**EXTRACTED DATA**
— Begin —

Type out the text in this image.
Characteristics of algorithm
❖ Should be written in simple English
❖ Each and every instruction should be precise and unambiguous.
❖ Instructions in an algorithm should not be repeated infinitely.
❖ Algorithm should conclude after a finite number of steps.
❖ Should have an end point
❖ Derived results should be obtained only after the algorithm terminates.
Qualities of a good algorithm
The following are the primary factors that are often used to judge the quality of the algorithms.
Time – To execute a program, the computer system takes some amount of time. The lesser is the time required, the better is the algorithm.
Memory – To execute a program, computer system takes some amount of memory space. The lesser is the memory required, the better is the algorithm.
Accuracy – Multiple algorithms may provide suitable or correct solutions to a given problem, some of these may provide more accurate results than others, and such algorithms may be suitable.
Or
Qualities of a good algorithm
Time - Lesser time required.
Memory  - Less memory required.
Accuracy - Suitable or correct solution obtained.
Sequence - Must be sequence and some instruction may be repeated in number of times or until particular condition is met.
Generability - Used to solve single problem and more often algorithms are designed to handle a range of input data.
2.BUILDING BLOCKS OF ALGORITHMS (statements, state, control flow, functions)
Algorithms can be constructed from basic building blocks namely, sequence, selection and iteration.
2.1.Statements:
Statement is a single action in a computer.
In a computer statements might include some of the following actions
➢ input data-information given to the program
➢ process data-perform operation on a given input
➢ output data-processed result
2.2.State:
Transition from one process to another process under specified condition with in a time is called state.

— End —

**REQUIRED TASK**
Say how many lines include the word "computer"; reply with the number alone.

**EXPECTED ANSWER**
4